▶ [STATED PROBLEM]: Your reply should be one number: the count of lines holding the word "Acknowledgements".

(Part of a data file)

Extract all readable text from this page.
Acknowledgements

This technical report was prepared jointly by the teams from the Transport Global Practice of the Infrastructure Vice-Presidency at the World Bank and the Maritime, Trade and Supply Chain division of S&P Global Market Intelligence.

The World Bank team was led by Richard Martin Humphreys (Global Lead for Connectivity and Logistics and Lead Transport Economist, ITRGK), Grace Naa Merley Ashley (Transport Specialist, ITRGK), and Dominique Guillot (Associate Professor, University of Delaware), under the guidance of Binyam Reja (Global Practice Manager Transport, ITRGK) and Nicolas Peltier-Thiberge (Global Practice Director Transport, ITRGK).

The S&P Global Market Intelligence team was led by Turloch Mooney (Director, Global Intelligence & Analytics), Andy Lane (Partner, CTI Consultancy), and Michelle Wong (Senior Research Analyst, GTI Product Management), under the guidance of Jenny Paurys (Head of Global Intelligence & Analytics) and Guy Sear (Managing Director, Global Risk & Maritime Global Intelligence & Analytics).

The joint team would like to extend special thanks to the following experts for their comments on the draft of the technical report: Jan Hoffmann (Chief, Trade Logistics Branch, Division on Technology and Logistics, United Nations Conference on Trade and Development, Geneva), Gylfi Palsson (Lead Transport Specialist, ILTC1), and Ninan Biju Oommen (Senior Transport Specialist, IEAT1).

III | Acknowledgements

▶ [PROBLEM SOLUTION]: 2